▸ REQUEST:
Take the material below and retype it in full; pictures are left out.

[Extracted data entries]
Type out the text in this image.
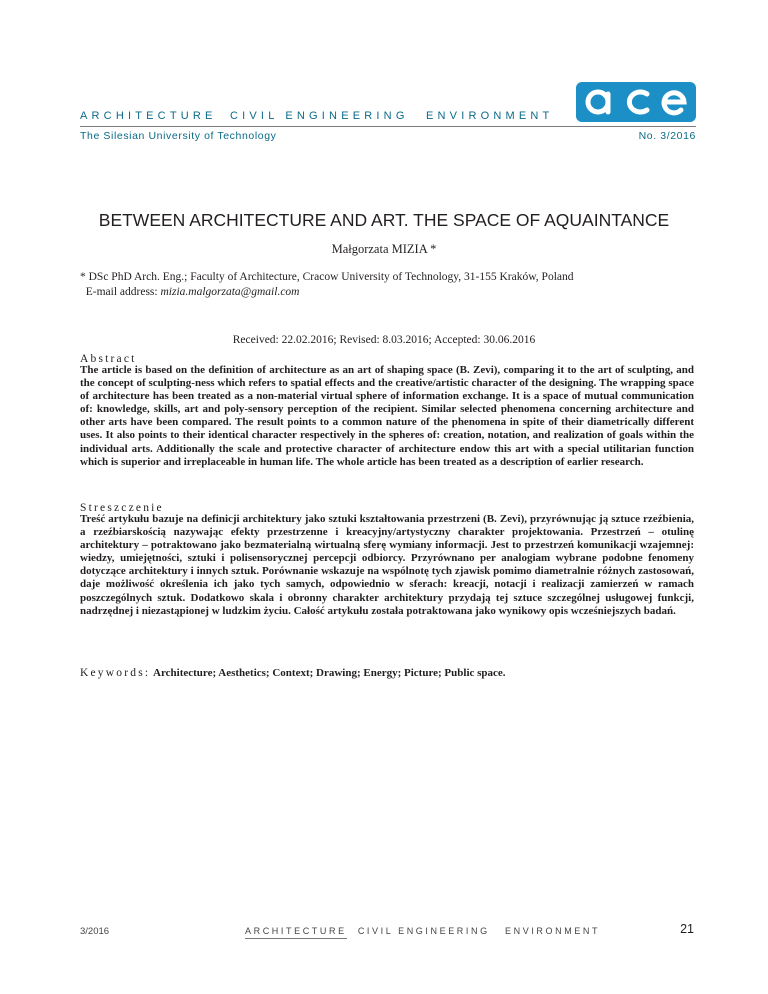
ARCHITECTURE CIVIL ENGINEERING ENVIRONMENT
The Silesian University of Technology	No. 3/2016
BETWEEN ARCHITECTURE AND ART. THE SPACE OF AQUAINTANCE
Małgorzata MIZIA *
* DSc PhD Arch. Eng.; Faculty of Architecture, Cracow University of Technology, 31-155 Kraków, Poland
E-mail address: mizia.malgorzata@gmail.com
Received: 22.02.2016; Revised: 8.03.2016; Accepted: 30.06.2016
Abstract
The article is based on the definition of architecture as an art of shaping space (B. Zevi), comparing it to the art of sculpting, and the concept of sculpting-ness which refers to spatial effects and the creative/artistic character of the designing. The wrapping space of architecture has been treated as a non-material virtual sphere of information exchange. It is a space of mutual communication of: knowledge, skills, art and poly-sensory perception of the recipient. Similar selected phenomena concerning architecture and other arts have been compared. The result points to a common nature of the phenomena in spite of their diametrically different uses. It also points to their identical character respectively in the spheres of: creation, notation, and realization of goals within the individual arts. Additionally the scale and protective character of architecture endow this art with a special utilitarian function which is superior and irreplaceable in human life. The whole article has been treated as a description of earlier research.
Streszczenie
Treść artykułu bazuje na definicji architektury jako sztuki kształtowania przestrzeni (B. Zevi), przyrównując ją sztuce rzeźbienia, a rzeźbiarskością nazywając efekty przestrzenne i kreacyjny/artystyczny charakter projektowania. Przestrzeń – otulinę architektury – potraktowano jako bezmaterialną wirtualną sferę wymiany informacji. Jest to przestrzeń komunikacji wzajemnej: wiedzy, umiejętności, sztuki i polisensorycznej percepcji odbiorcy. Przyrównano per analogiam wybrane podobne fenomeny dotyczące architektury i innych sztuk. Porównanie wskazuje na wspólnotę tych zjawisk pomimo diametralnie różnych zastosowań, daje możliwość określenia ich jako tych samych, odpowiednio w sferach: kreacji, notacji i realizacji zamierzeń w ramach poszczególnych sztuk. Dodatkowo skala i obronny charakter architektury przydają tej sztuce szczególnej usługowej funkcji, nadrzędnej i niezastąpionej w ludzkim życiu. Całość artykułu została potraktowana jako wynikowy opis wcześniejszych badań.
Keywords: Architecture; Aesthetics; Context; Drawing; Energy; Picture; Public space.
3/2016	ARCHITECTURE CIVIL ENGINEERING ENVIRONMENT	21
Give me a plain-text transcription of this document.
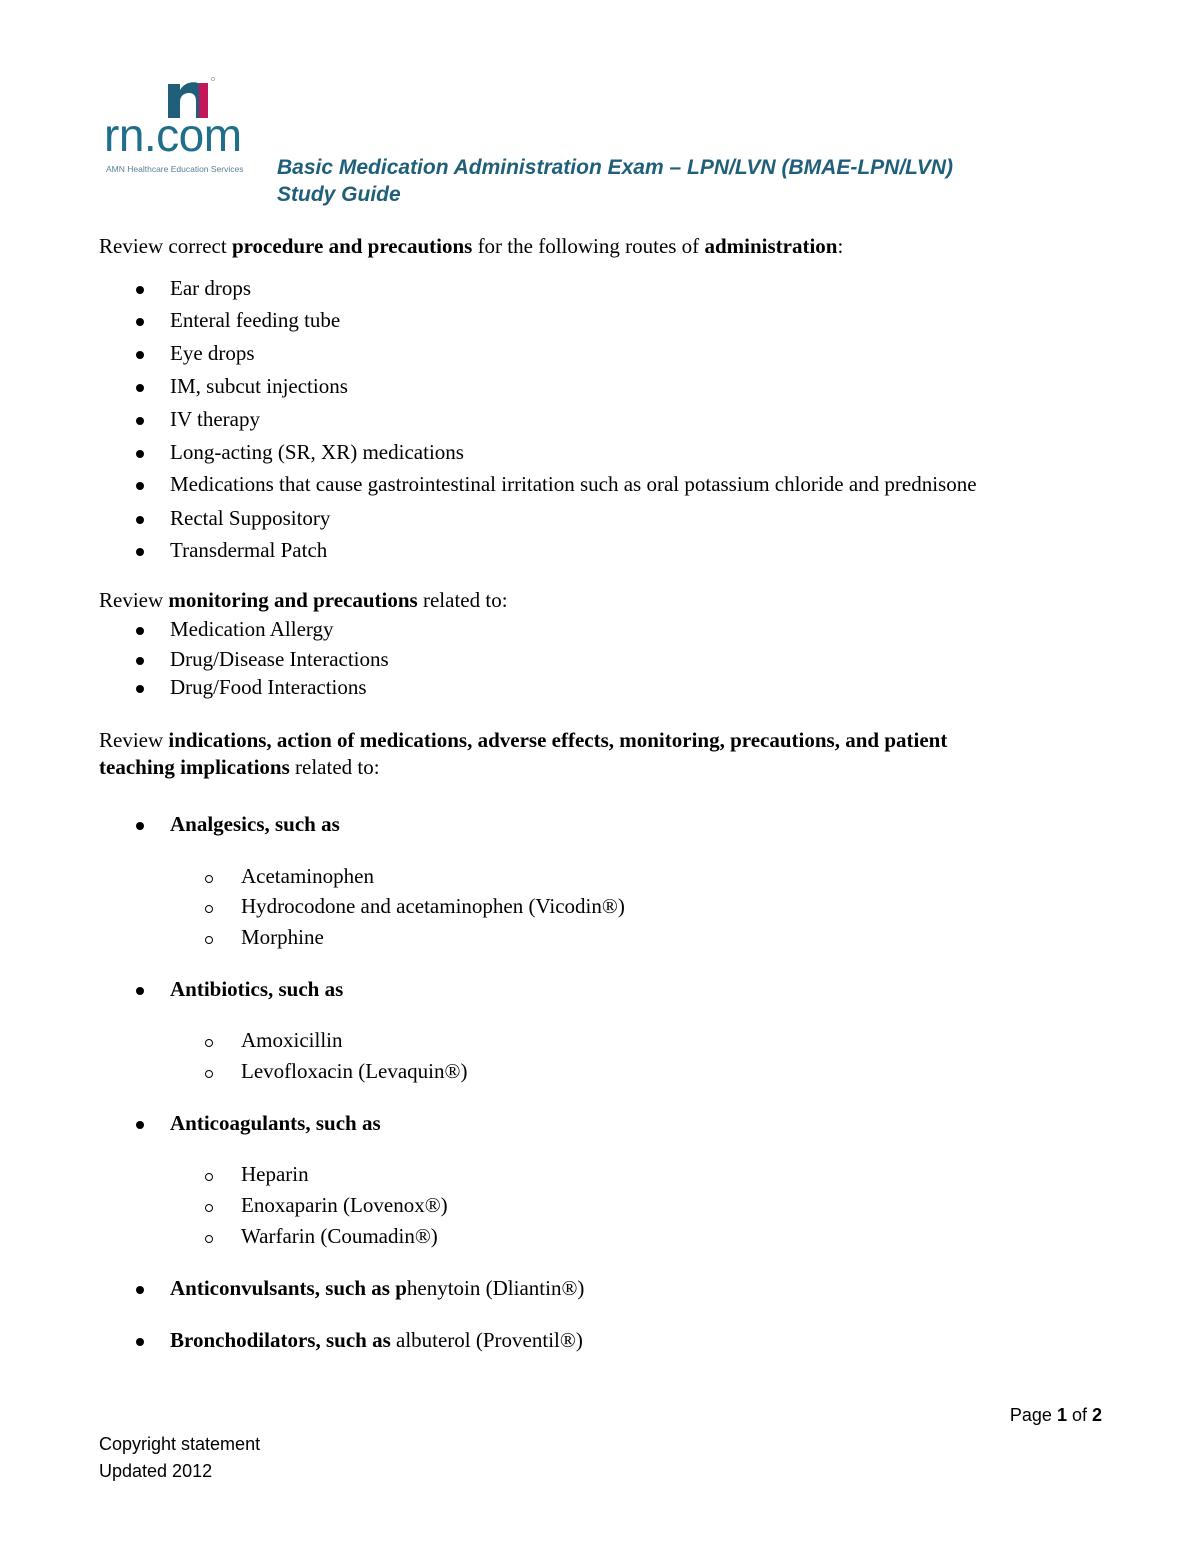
rn.com
AMN Healthcare Education Services Basic Medication Administration Exam – LPN/LVN (BMAE-LPN/LVN)
Study Guide
Review correct procedure and precautions for the following routes of administration:
Ear drops
Enteral feeding tube
Eye drops
IM, subcut injections
IV therapy
Long-acting (SR, XR) medications
Medications that cause gastrointestinal irritation such as oral potassium chloride and prednisone
Rectal Suppository
Transdermal Patch
Review monitoring and precautions related to:
Medication Allergy
Drug/Disease Interactions
Drug/Food Interactions
Review indications, action of medications, adverse effects, monitoring, precautions, and patient
teaching implications related to:
Analgesics, such as
Acetaminophen
Hydrocodone and acetaminophen (Vicodin®)
Morphine
Antibiotics, such as
Amoxicillin
Levofloxacin (Levaquin®)
Anticoagulants, such as
Heparin
Enoxaparin (Lovenox®)
Warfarin (Coumadin®)
Anticonvulsants, such as phenytoin (Dliantin®)
Bronchodilators, such as albuterol (Proventil®)
Page 1 of 2
Copyright statement
Updated 2012
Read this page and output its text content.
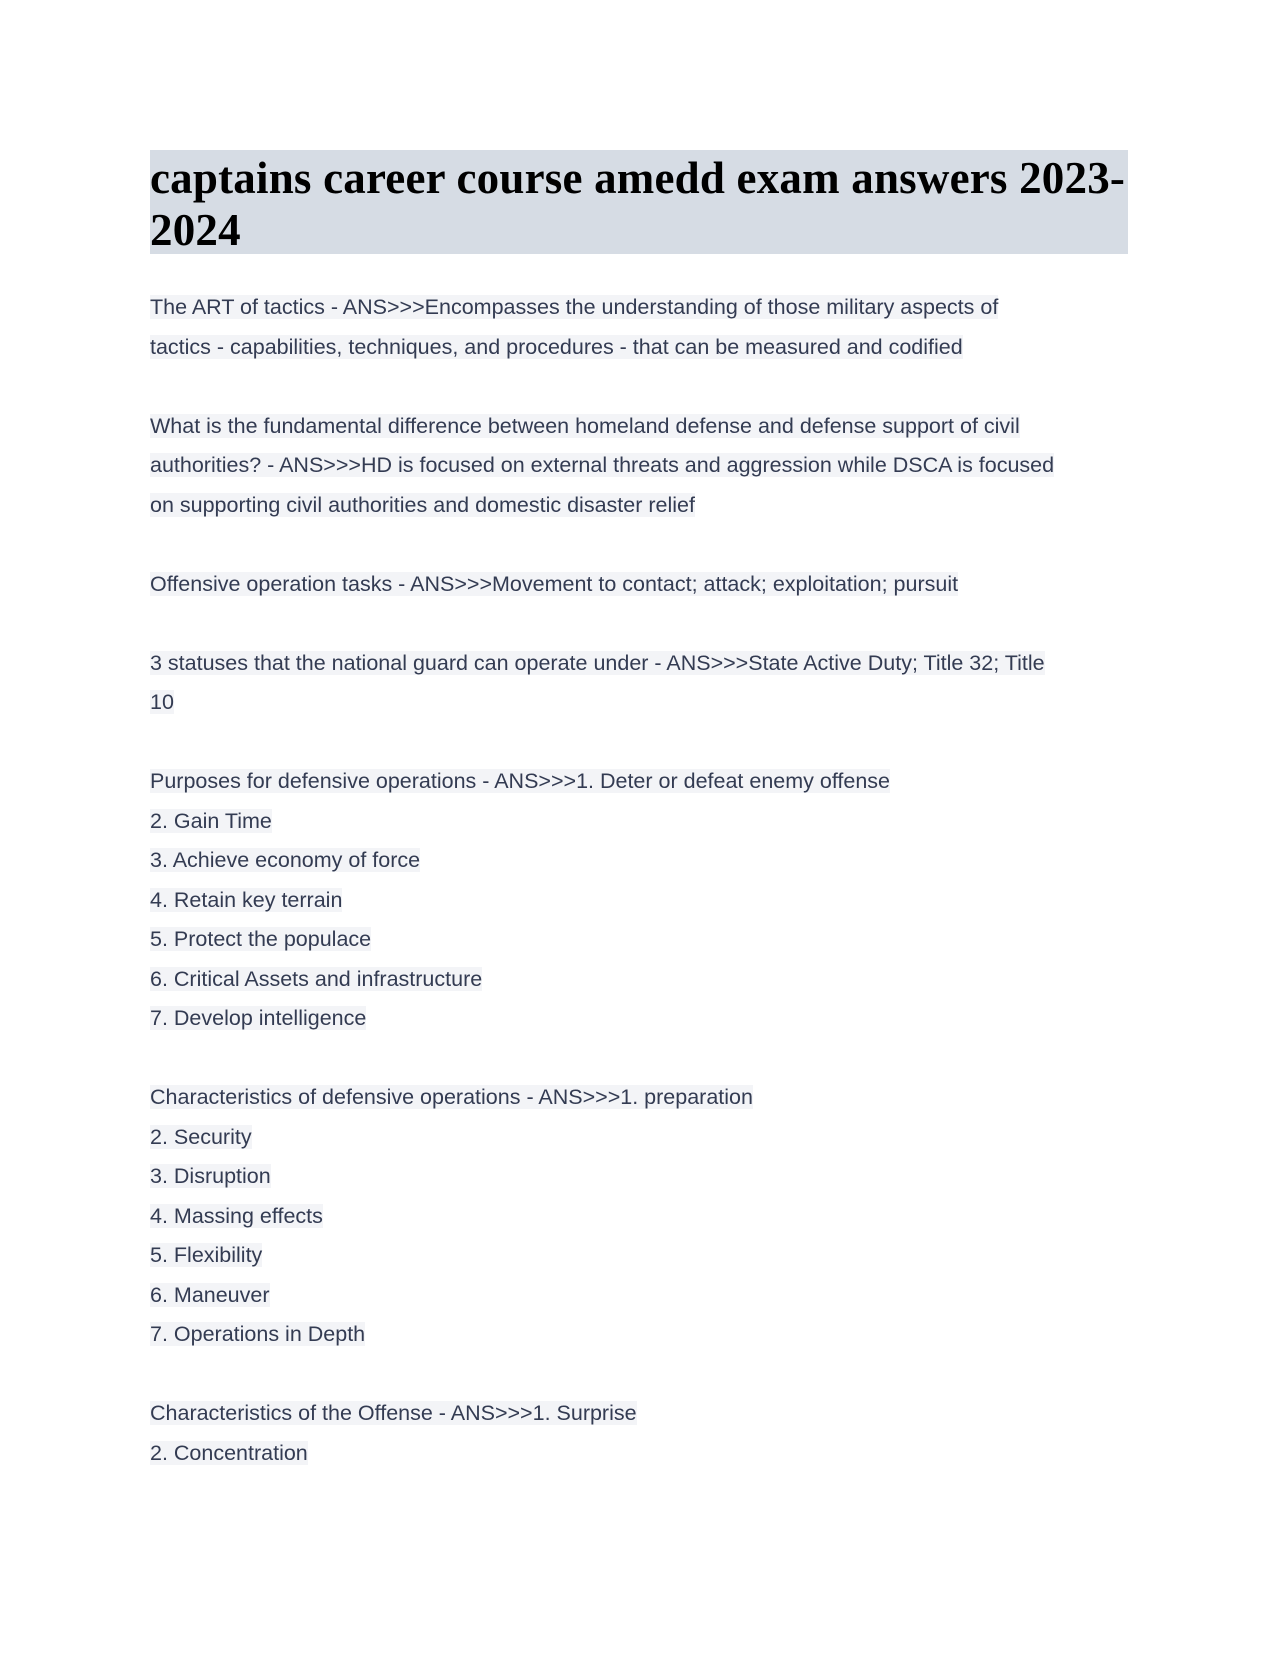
captains career course amedd exam answers 2023-2024
The ART of tactics - ANS>>>Encompasses the understanding of those military aspects of
tactics - capabilities, techniques, and procedures - that can be measured and codified
What is the fundamental difference between homeland defense and defense support of civil
authorities? - ANS>>>HD is focused on external threats and aggression while DSCA is focused
on supporting civil authorities and domestic disaster relief
Offensive operation tasks - ANS>>>Movement to contact; attack; exploitation; pursuit
3 statuses that the national guard can operate under - ANS>>>State Active Duty; Title 32; Title
10
Purposes for defensive operations - ANS>>>1. Deter or defeat enemy offense
2. Gain Time
3. Achieve economy of force
4. Retain key terrain
5. Protect the populace
6. Critical Assets and infrastructure
7. Develop intelligence
Characteristics of defensive operations - ANS>>>1. preparation
2. Security
3. Disruption
4. Massing effects
5. Flexibility
6. Maneuver
7. Operations in Depth
Characteristics of the Offense - ANS>>>1. Surprise
2. Concentration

▸ EXERCISE SOLUTION:
Type out the text in this image.
ARCHITECTURE CIVIL ENGINEERING ENVIRONMENT
The Silesian University of Technology	No. 3/2016
BETWEEN ARCHITECTURE AND ART. THE SPACE OF AQUAINTANCE
Małgorzata MIZIA *
* DSc PhD Arch. Eng.; Faculty of Architecture, Cracow University of Technology, 31-155 Kraków, Poland
E-mail address: mizia.malgorzata@gmail.com
Received: 22.02.2016; Revised: 8.03.2016; Accepted: 30.06.2016
Abstract
The article is based on the definition of architecture as an art of shaping space (B. Zevi), comparing it to the art of sculpting, and the concept of sculpting-ness which refers to spatial effects and the creative/artistic character of the designing. The wrapping space of architecture has been treated as a non-material virtual sphere of information exchange. It is a space of mutual communication of: knowledge, skills, art and poly-sensory perception of the recipient. Similar selected phenomena concerning architecture and other arts have been compared. The result points to a common nature of the phenomena in spite of their diametrically different uses. It also points to their identical character respectively in the spheres of: creation, notation, and realization of goals within the individual arts. Additionally the scale and protective character of architecture endow this art with a special utilitarian function which is superior and irreplaceable in human life. The whole article has been treated as a description of earlier research.
Streszczenie
Treść artykułu bazuje na definicji architektury jako sztuki kształtowania przestrzeni (B. Zevi), przyrównując ją sztuce rzeźbienia, a rzeźbiarskością nazywając efekty przestrzenne i kreacyjny/artystyczny charakter projektowania. Przestrzeń – otulinę architektury – potraktowano jako bezmaterialną wirtualną sferę wymiany informacji. Jest to przestrzeń komunikacji wzajemnej: wiedzy, umiejętności, sztuki i polisensorycznej percepcji odbiorcy. Przyrównano per analogiam wybrane podobne fenomeny dotyczące architektury i innych sztuk. Porównanie wskazuje na wspólnotę tych zjawisk pomimo diametralnie różnych zastosowań, daje możliwość określenia ich jako tych samych, odpowiednio w sferach: kreacji, notacji i realizacji zamierzeń w ramach poszczególnych sztuk. Dodatkowo skala i obronny charakter architektury przydają tej sztuce szczególnej usługowej funkcji, nadrzędnej i niezastąpionej w ludzkim życiu. Całość artykułu została potraktowana jako wynikowy opis wcześniejszych badań.
Keywords: Architecture; Aesthetics; Context; Drawing; Energy; Picture; Public space.
3/2016	ARCHITECTURE CIVIL ENGINEERING ENVIRONMENT	21
Give me a plain-text transcription of this document.
rn.com
AMN Healthcare Education Services Basic Medication Administration Exam – LPN/LVN (BMAE-LPN/LVN)
Study Guide
Review correct procedure and precautions for the following routes of administration:
Ear drops
Enteral feeding tube
Eye drops
IM, subcut injections
IV therapy
Long-acting (SR, XR) medications
Medications that cause gastrointestinal irritation such as oral potassium chloride and prednisone
Rectal Suppository
Transdermal Patch
Review monitoring and precautions related to:
Medication Allergy
Drug/Disease Interactions
Drug/Food Interactions
Review indications, action of medications, adverse effects, monitoring, precautions, and patient
teaching implications related to:
Analgesics, such as
Acetaminophen
Hydrocodone and acetaminophen (Vicodin®)
Morphine
Antibiotics, such as
Amoxicillin
Levofloxacin (Levaquin®)
Anticoagulants, such as
Heparin
Enoxaparin (Lovenox®)
Warfarin (Coumadin®)
Anticonvulsants, such as phenytoin (Dliantin®)
Bronchodilators, such as albuterol (Proventil®)
Page 1 of 2
Copyright statement
Updated 2012
Read this page and output its text content.
captains career course amedd exam answers 2023-2024
The ART of tactics - ANS>>>Encompasses the understanding of those military aspects of
tactics - capabilities, techniques, and procedures - that can be measured and codified
What is the fundamental difference between homeland defense and defense support of civil
authorities? - ANS>>>HD is focused on external threats and aggression while DSCA is focused
on supporting civil authorities and domestic disaster relief
Offensive operation tasks - ANS>>>Movement to contact; attack; exploitation; pursuit
3 statuses that the national guard can operate under - ANS>>>State Active Duty; Title 32; Title
10
Purposes for defensive operations - ANS>>>1. Deter or defeat enemy offense
2. Gain Time
3. Achieve economy of force
4. Retain key terrain
5. Protect the populace
6. Critical Assets and infrastructure
7. Develop intelligence
Characteristics of defensive operations - ANS>>>1. preparation
2. Security
3. Disruption
4. Massing effects
5. Flexibility
6. Maneuver
7. Operations in Depth
Characteristics of the Offense - ANS>>>1. Surprise
2. Concentration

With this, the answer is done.